Task brief: Copy every one of the following records, replacing each occurrence of "close-tab-icon" with "tab-close-icon" and changing nothing else.

Records for this exercise:
+ + +
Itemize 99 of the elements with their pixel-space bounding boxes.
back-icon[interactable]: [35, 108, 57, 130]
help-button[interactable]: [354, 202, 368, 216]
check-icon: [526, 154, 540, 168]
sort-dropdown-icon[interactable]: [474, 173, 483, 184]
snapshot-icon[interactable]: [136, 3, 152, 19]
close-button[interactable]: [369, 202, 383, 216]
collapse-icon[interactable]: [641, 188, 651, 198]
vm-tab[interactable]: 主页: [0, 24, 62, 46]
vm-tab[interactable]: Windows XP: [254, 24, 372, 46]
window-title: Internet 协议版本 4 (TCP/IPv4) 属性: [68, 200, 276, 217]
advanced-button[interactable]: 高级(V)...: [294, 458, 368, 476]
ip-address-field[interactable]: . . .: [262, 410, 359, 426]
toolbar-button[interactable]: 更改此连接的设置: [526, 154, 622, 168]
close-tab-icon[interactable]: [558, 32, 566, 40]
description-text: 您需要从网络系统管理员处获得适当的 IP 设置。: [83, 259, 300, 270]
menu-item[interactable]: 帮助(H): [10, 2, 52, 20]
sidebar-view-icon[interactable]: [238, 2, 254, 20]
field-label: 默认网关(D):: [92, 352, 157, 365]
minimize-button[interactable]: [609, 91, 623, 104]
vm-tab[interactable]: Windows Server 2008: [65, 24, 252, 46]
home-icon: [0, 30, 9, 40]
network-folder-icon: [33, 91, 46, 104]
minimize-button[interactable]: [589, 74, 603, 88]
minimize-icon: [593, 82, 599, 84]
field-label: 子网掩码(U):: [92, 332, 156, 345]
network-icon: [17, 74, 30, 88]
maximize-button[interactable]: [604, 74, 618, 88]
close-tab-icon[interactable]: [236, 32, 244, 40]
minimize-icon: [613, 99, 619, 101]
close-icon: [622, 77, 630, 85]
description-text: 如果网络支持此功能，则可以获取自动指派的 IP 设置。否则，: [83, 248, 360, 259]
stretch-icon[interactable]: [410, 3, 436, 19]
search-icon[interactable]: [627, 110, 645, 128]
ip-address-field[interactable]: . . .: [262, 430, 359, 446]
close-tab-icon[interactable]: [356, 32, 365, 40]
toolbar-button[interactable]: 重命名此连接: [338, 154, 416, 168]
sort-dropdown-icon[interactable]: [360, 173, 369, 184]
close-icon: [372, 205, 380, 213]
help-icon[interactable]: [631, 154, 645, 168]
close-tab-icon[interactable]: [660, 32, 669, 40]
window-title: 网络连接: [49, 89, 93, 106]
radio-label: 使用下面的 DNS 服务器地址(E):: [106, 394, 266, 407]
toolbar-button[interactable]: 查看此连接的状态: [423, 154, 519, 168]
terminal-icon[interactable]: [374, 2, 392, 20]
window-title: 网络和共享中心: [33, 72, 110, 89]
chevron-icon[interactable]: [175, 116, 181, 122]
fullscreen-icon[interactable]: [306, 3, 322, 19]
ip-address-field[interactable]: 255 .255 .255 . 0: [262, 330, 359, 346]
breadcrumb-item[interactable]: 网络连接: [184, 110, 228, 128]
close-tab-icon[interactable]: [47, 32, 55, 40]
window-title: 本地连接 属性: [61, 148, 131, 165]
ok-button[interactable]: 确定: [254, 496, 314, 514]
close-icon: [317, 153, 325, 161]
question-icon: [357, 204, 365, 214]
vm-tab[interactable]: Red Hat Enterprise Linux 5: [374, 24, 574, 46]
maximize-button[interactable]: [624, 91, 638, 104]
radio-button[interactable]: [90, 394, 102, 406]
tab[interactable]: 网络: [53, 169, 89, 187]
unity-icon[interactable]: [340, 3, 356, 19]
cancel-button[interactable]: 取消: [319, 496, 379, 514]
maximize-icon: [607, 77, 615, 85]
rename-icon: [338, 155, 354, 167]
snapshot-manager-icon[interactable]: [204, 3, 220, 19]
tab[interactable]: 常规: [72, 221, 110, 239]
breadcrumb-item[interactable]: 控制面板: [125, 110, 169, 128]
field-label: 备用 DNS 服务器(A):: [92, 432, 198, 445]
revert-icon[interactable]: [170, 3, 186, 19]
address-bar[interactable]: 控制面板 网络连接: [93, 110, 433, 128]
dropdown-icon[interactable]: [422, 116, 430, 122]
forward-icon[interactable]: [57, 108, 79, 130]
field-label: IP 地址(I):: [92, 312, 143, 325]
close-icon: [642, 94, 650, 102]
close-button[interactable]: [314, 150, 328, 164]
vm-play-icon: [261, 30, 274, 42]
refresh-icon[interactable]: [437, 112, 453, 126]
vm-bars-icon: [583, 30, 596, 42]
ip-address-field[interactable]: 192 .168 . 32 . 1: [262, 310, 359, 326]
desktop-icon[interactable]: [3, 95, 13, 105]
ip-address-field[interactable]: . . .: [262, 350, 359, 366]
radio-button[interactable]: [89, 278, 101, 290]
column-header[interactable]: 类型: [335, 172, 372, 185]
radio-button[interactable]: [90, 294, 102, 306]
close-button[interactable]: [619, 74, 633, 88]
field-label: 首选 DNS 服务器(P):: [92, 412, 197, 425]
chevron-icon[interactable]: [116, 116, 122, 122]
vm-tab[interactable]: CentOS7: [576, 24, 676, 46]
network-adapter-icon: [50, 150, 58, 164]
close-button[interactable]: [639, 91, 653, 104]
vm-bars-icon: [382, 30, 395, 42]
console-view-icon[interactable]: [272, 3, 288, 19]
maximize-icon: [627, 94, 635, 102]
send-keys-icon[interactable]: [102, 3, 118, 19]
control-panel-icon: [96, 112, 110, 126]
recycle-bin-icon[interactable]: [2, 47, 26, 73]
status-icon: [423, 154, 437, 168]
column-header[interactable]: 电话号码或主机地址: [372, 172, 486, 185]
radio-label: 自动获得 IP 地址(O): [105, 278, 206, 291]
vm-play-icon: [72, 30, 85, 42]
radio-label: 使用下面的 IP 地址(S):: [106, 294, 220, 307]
+ + +
Worked solution:
Itemize 99 of the elements with their pixel-space bounding boxes.
back-icon[interactable]: [35, 108, 57, 130]
help-button[interactable]: [354, 202, 368, 216]
check-icon: [526, 154, 540, 168]
sort-dropdown-icon[interactable]: [474, 173, 483, 184]
snapshot-icon[interactable]: [136, 3, 152, 19]
close-button[interactable]: [369, 202, 383, 216]
collapse-icon[interactable]: [641, 188, 651, 198]
vm-tab[interactable]: 主页: [0, 24, 62, 46]
vm-tab[interactable]: Windows XP: [254, 24, 372, 46]
window-title: Internet 协议版本 4 (TCP/IPv4) 属性: [68, 200, 276, 217]
advanced-button[interactable]: 高级(V)...: [294, 458, 368, 476]
ip-address-field[interactable]: . . .: [262, 410, 359, 426]
toolbar-button[interactable]: 更改此连接的设置: [526, 154, 622, 168]
tab-close-icon[interactable]: [558, 32, 566, 40]
description-text: 您需要从网络系统管理员处获得适当的 IP 设置。: [83, 259, 300, 270]
menu-item[interactable]: 帮助(H): [10, 2, 52, 20]
sidebar-view-icon[interactable]: [238, 2, 254, 20]
field-label: 默认网关(D):: [92, 352, 157, 365]
minimize-button[interactable]: [609, 91, 623, 104]
vm-tab[interactable]: Windows Server 2008: [65, 24, 252, 46]
home-icon: [0, 30, 9, 40]
network-folder-icon: [33, 91, 46, 104]
minimize-button[interactable]: [589, 74, 603, 88]
minimize-icon: [593, 82, 599, 84]
field-label: 子网掩码(U):: [92, 332, 156, 345]
network-icon: [17, 74, 30, 88]
maximize-button[interactable]: [604, 74, 618, 88]
tab-close-icon[interactable]: [236, 32, 244, 40]
minimize-icon: [613, 99, 619, 101]
close-icon: [622, 77, 630, 85]
description-text: 如果网络支持此功能，则可以获取自动指派的 IP 设置。否则，: [83, 248, 360, 259]
stretch-icon[interactable]: [410, 3, 436, 19]
search-icon[interactable]: [627, 110, 645, 128]
ip-address-field[interactable]: . . .: [262, 430, 359, 446]
tab-close-icon[interactable]: [356, 32, 365, 40]
toolbar-button[interactable]: 重命名此连接: [338, 154, 416, 168]
sort-dropdown-icon[interactable]: [360, 173, 369, 184]
close-icon: [372, 205, 380, 213]
help-icon[interactable]: [631, 154, 645, 168]
tab-close-icon[interactable]: [660, 32, 669, 40]
window-title: 网络连接: [49, 89, 93, 106]
radio-label: 使用下面的 DNS 服务器地址(E):: [106, 394, 266, 407]
toolbar-button[interactable]: 查看此连接的状态: [423, 154, 519, 168]
terminal-icon[interactable]: [374, 2, 392, 20]
window-title: 网络和共享中心: [33, 72, 110, 89]
chevron-icon[interactable]: [175, 116, 181, 122]
fullscreen-icon[interactable]: [306, 3, 322, 19]
ip-address-field[interactable]: 255 .255 .255 . 0: [262, 330, 359, 346]
breadcrumb-item[interactable]: 网络连接: [184, 110, 228, 128]
tab-close-icon[interactable]: [47, 32, 55, 40]
window-title: 本地连接 属性: [61, 148, 131, 165]
ok-button[interactable]: 确定: [254, 496, 314, 514]
close-icon: [317, 153, 325, 161]
question-icon: [357, 204, 365, 214]
vm-tab[interactable]: Red Hat Enterprise Linux 5: [374, 24, 574, 46]
maximize-button[interactable]: [624, 91, 638, 104]
radio-button[interactable]: [90, 394, 102, 406]
tab[interactable]: 网络: [53, 169, 89, 187]
unity-icon[interactable]: [340, 3, 356, 19]
cancel-button[interactable]: 取消: [319, 496, 379, 514]
maximize-icon: [607, 77, 615, 85]
rename-icon: [338, 155, 354, 167]
snapshot-manager-icon[interactable]: [204, 3, 220, 19]
tab[interactable]: 常规: [72, 221, 110, 239]
breadcrumb-item[interactable]: 控制面板: [125, 110, 169, 128]
field-label: 备用 DNS 服务器(A):: [92, 432, 198, 445]
revert-icon[interactable]: [170, 3, 186, 19]
address-bar[interactable]: 控制面板 网络连接: [93, 110, 433, 128]
dropdown-icon[interactable]: [422, 116, 430, 122]
forward-icon[interactable]: [57, 108, 79, 130]
field-label: IP 地址(I):: [92, 312, 143, 325]
close-icon: [642, 94, 650, 102]
close-button[interactable]: [314, 150, 328, 164]
vm-play-icon: [261, 30, 274, 42]
refresh-icon[interactable]: [437, 112, 453, 126]
vm-bars-icon: [583, 30, 596, 42]
ip-address-field[interactable]: 192 .168 . 32 . 1: [262, 310, 359, 326]
desktop-icon[interactable]: [3, 95, 13, 105]
ip-address-field[interactable]: . . .: [262, 350, 359, 366]
radio-button[interactable]: [89, 278, 101, 290]
column-header[interactable]: 类型: [335, 172, 372, 185]
radio-button[interactable]: [90, 294, 102, 306]
close-button[interactable]: [619, 74, 633, 88]
field-label: 首选 DNS 服务器(P):: [92, 412, 197, 425]
chevron-icon[interactable]: [116, 116, 122, 122]
vm-tab[interactable]: CentOS7: [576, 24, 676, 46]
network-adapter-icon: [50, 150, 58, 164]
close-button[interactable]: [639, 91, 653, 104]
vm-bars-icon: [382, 30, 395, 42]
console-view-icon[interactable]: [272, 3, 288, 19]
maximize-icon: [627, 94, 635, 102]
send-keys-icon[interactable]: [102, 3, 118, 19]
control-panel-icon: [96, 112, 110, 126]
recycle-bin-icon[interactable]: [2, 47, 26, 73]
status-icon: [423, 154, 437, 168]
column-header[interactable]: 电话号码或主机地址: [372, 172, 486, 185]
radio-label: 自动获得 IP 地址(O): [105, 278, 206, 291]
vm-play-icon: [72, 30, 85, 42]
radio-label: 使用下面的 IP 地址(S):: [106, 294, 220, 307]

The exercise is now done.